- **Task objective**:
Check every line below for the string "składniki", and copy the lines that contain it.
··· Input records ···
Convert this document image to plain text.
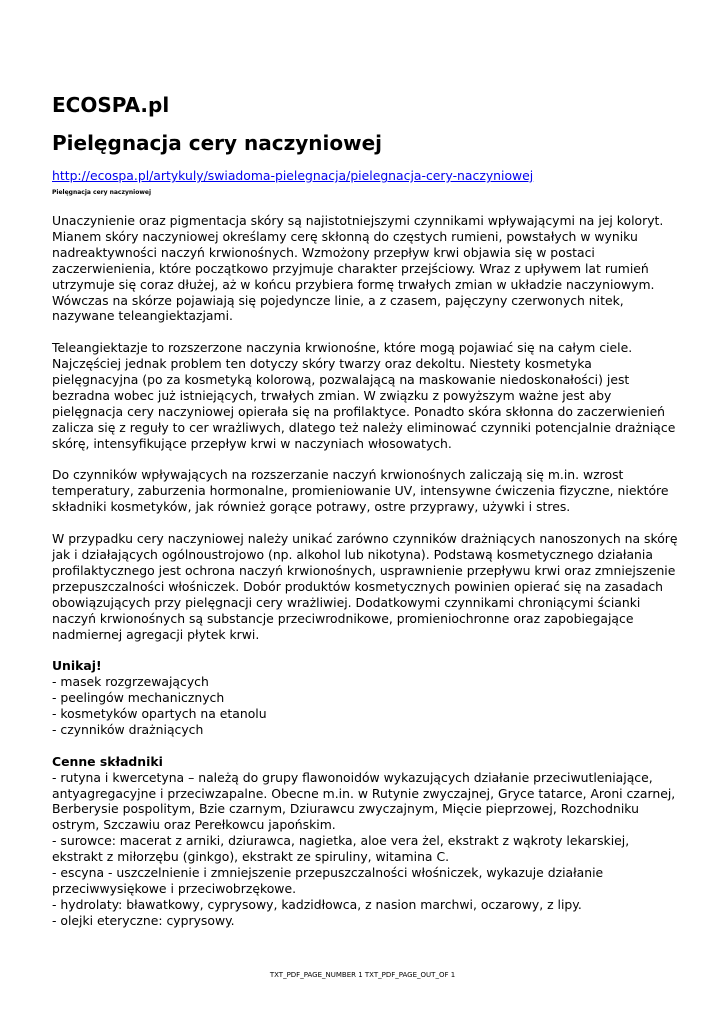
ECOSPA.pl
Pielęgnacja cery naczyniowej
http://ecospa.pl/artykuly/swiadoma-pielegnacja/pielegnacja-cery-naczyniowej
Pielęgnacja cery naczyniowej

Unaczynienie oraz pigmentacja skóry są najistotniejszymi czynnikami wpływającymi na jej koloryt. Mianem skóry naczyniowej określamy cerę skłonną do częstych rumieni, powstałych w wyniku nadreaktywności naczyń krwionośnych. Wzmożony przepływ krwi objawia się w postaci zaczerwienienia, które początkowo przyjmuje charakter przejściowy. Wraz z upływem lat rumień utrzymuje się coraz dłużej, aż w końcu przybiera formę trwałych zmian w układzie naczyniowym. Wówczas na skórze pojawiają się pojedyncze linie, a z czasem, pajęczyny czerwonych nitek, nazywane teleangiektazjami.

Teleangiektazje to rozszerzone naczynia krwionośne, które mogą pojawiać się na całym ciele. Najczęściej jednak problem ten dotyczy skóry twarzy oraz dekoltu. Niestety kosmetyka pielęgnacyjna (po za kosmetyką kolorową, pozwalającą na maskowanie niedoskonałości) jest bezradna wobec już istniejących, trwałych zmian. W związku z powyższym ważne jest aby pielęgnacja cery naczyniowej opierała się na profilaktyce. Ponadto skóra skłonna do zaczerwienień zalicza się z reguły to cer wrażliwych, dlatego też należy eliminować czynniki potencjalnie drażniące skórę, intensyfikujące przepływ krwi w naczyniach włosowatych.

Do czynników wpływających na rozszerzanie naczyń krwionośnych zaliczają się m.in. wzrost temperatury, zaburzenia hormonalne, promieniowanie UV, intensywne ćwiczenia fizyczne, niektóre składniki kosmetyków, jak również gorące potrawy, ostre przyprawy, używki i stres.

W przypadku cery naczyniowej należy unikać zarówno czynników drażniących nanoszonych na skórę jak i działających ogólnoustrojowo (np. alkohol lub nikotyna). Podstawą kosmetycznego działania profilaktycznego jest ochrona naczyń krwionośnych, usprawnienie przepływu krwi oraz zmniejszenie przepuszczalności włośniczek. Dobór produktów kosmetycznych powinien opierać się na zasadach obowiązujących przy pielęgnacji cery wrażliwiej. Dodatkowymi czynnikami chroniącymi ścianki naczyń krwionośnych są substancje przeciwrodnikowe, promieniochronne oraz zapobiegające nadmiernej agregacji płytek krwi.

Unikaj!

- masek rozgrzewających

- peelingów mechanicznych

- kosmetyków opartych na etanolu

- czynników drażniących

Cenne składniki

- rutyna i kwercetyna – należą do grupy flawonoidów wykazujących działanie przeciwutleniające, antyagregacyjne i przeciwzapalne. Obecne m.in. w Rutynie zwyczajnej, Gryce tatarce, Aroni czarnej, Berberysie pospolitym, Bzie czarnym, Dziurawcu zwyczajnym, Mięcie pieprzowej, Rozchodniku ostrym, Szczawiu oraz Perełkowcu japońskim.

- surowce: macerat z arniki, dziurawca, nagietka, aloe vera żel, ekstrakt z wąkroty lekarskiej, ekstrakt z miłorzębu (ginkgo), ekstrakt ze spiruliny, witamina C.

- escyna - uszczelnienie i zmniejszenie przepuszczalności włośniczek, wykazuje działanie przeciwwysiękowe i przeciwobrzękowe.

- hydrolaty: bławatkowy, cyprysowy, kadzidłowca, z nasion marchwi, oczarowy, z lipy.

- olejki eteryczne: cyprysowy.

TXT_PDF_PAGE_NUMBER 1 TXT_PDF_PAGE_OUT_OF 1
···
- **Correct response**:
Do czynników wpływających na rozszerzanie naczyń krwionośnych zaliczają się m.in. wzrost temperatury, zaburzenia hormonalne, promieniowanie UV, intensywne ćwiczenia fizyczne, niektóre składniki kosmetyków, jak również gorące potrawy, ostre przyprawy, używki i stres.
Cenne składniki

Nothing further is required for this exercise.